** begin **
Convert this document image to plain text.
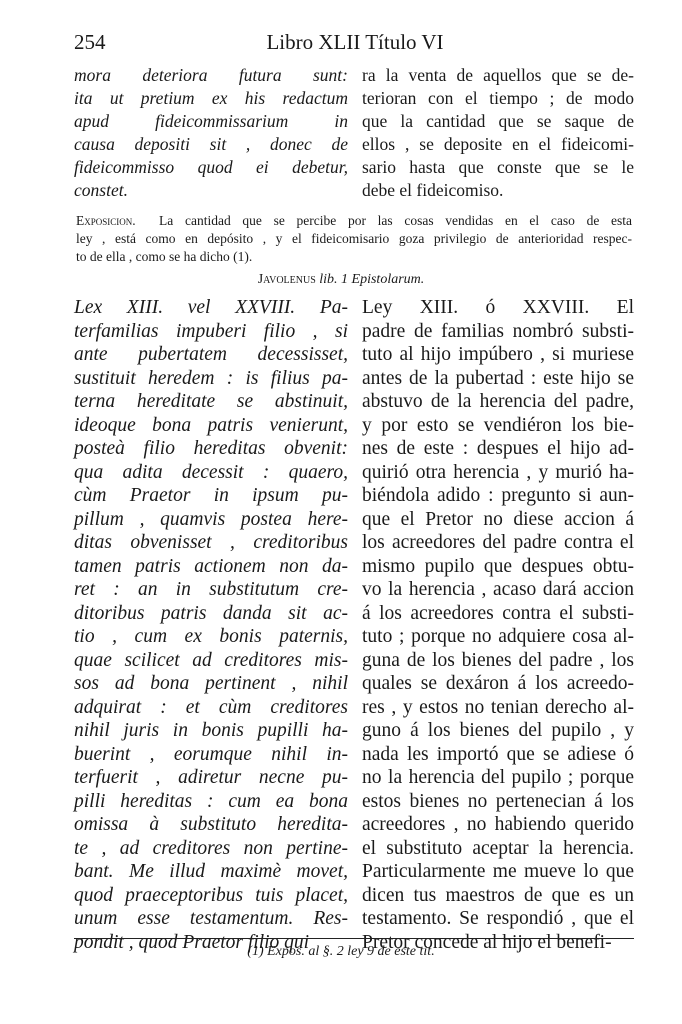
254	Libro XLII Título VI
mora deteriora futura sunt:
ita ut pretium ex his redactum
apud fideicommissarium in
causa depositi sit , donec de
fideicommisso quod ei debetur,
constet.
ra la venta de aquellos que se de-
terioran con el tiempo ; de modo
que la cantidad que se saque de
ellos , se deposite en el fideicomi-
sario hasta que conste que se le
debe el fideicomiso.
Exposicion. La cantidad que se percibe por las cosas vendidas en el caso de esta
ley , está como en depósito , y el fideicomisario goza privilegio de anterioridad respec-
to de ella , como se ha dicho (1).
Javolenus lib. 1 Epistolarum.
Lex XIII. vel XXVIII. Pa-
terfamilias impuberi filio , si
ante pubertatem decessisset,
sustituit heredem : is filius pa-
terna hereditate se abstinuit,
ideoque bona patris venierunt,
posteà filio hereditas obvenit:
qua adita decessit : quaero,
cùm Praetor in ipsum pu-
pillum , quamvis postea here-
ditas obvenisset , creditoribus
tamen patris actionem non da-
ret : an in substitutum cre-
ditoribus patris danda sit ac-
tio , cum ex bonis paternis,
quae scilicet ad creditores mis-
sos ad bona pertinent , nihil
adquirat : et cùm creditores
nihil juris in bonis pupilli ha-
buerint , eorumque nihil in-
terfuerit , adiretur necne pu-
pilli hereditas : cum ea bona
omissa à substituto heredita-
te , ad creditores non pertine-
bant. Me illud maximè movet,
quod praeceptoribus tuis placet,
unum esse testamentum. Res-
pondit , quod Praetor filio qui
Ley XIII. ó XXVIII. El
padre de familias nombró substi-
tuto al hijo impúbero , si muriese
antes de la pubertad : este hijo se
abstuvo de la herencia del padre,
y por esto se vendiéron los bie-
nes de este : despues el hijo ad-
quirió otra herencia , y murió ha-
biéndola adido : pregunto si aun-
que el Pretor no diese accion á
los acreedores del padre contra el
mismo pupilo que despues obtu-
vo la herencia , acaso dará accion
á los acreedores contra el substi-
tuto ; porque no adquiere cosa al-
guna de los bienes del padre , los
quales se dexáron á los acreedo-
res , y estos no tenian derecho al-
guno á los bienes del pupilo , y
nada les importó que se adiese ó
no la herencia del pupilo ; porque
estos bienes no pertenecian á los
acreedores , no habiendo querido
el substituto aceptar la herencia.
Particularmente me mueve lo que
dicen tus maestros de que es un
testamento. Se respondió , que el
Pretor concede al hijo el benefi-
(1) Expos. al §. 2 ley 9 de este tit.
** end **
◆ **Problem statement**: All of the entries above should be copied exactly, except for the pictures.

◆ **Solution for this task**:
Convert this document image to plain text.
254	Libro XLII Título VI
mora deteriora futura sunt:
ita ut pretium ex his redactum
apud fideicommissarium in
causa depositi sit , donec de
fideicommisso quod ei debetur,
constet.
ra la venta de aquellos que se de-
terioran con el tiempo ; de modo
que la cantidad que se saque de
ellos , se deposite en el fideicomi-
sario hasta que conste que se le
debe el fideicomiso.
Exposicion. La cantidad que se percibe por las cosas vendidas en el caso de esta
ley , está como en depósito , y el fideicomisario goza privilegio de anterioridad respec-
to de ella , como se ha dicho (1).
Javolenus lib. 1 Epistolarum.
Lex XIII. vel XXVIII. Pa-
terfamilias impuberi filio , si
ante pubertatem decessisset,
sustituit heredem : is filius pa-
terna hereditate se abstinuit,
ideoque bona patris venierunt,
posteà filio hereditas obvenit:
qua adita decessit : quaero,
cùm Praetor in ipsum pu-
pillum , quamvis postea here-
ditas obvenisset , creditoribus
tamen patris actionem non da-
ret : an in substitutum cre-
ditoribus patris danda sit ac-
tio , cum ex bonis paternis,
quae scilicet ad creditores mis-
sos ad bona pertinent , nihil
adquirat : et cùm creditores
nihil juris in bonis pupilli ha-
buerint , eorumque nihil in-
terfuerit , adiretur necne pu-
pilli hereditas : cum ea bona
omissa à substituto heredita-
te , ad creditores non pertine-
bant. Me illud maximè movet,
quod praeceptoribus tuis placet,
unum esse testamentum. Res-
pondit , quod Praetor filio qui
Ley XIII. ó XXVIII. El
padre de familias nombró substi-
tuto al hijo impúbero , si muriese
antes de la pubertad : este hijo se
abstuvo de la herencia del padre,
y por esto se vendiéron los bie-
nes de este : despues el hijo ad-
quirió otra herencia , y murió ha-
biéndola adido : pregunto si aun-
que el Pretor no diese accion á
los acreedores del padre contra el
mismo pupilo que despues obtu-
vo la herencia , acaso dará accion
á los acreedores contra el substi-
tuto ; porque no adquiere cosa al-
guna de los bienes del padre , los
quales se dexáron á los acreedo-
res , y estos no tenian derecho al-
guno á los bienes del pupilo , y
nada les importó que se adiese ó
no la herencia del pupilo ; porque
estos bienes no pertenecian á los
acreedores , no habiendo querido
el substituto aceptar la herencia.
Particularmente me mueve lo que
dicen tus maestros de que es un
testamento. Se respondió , que el
Pretor concede al hijo el benefi-
(1) Expos. al §. 2 ley 9 de este tit.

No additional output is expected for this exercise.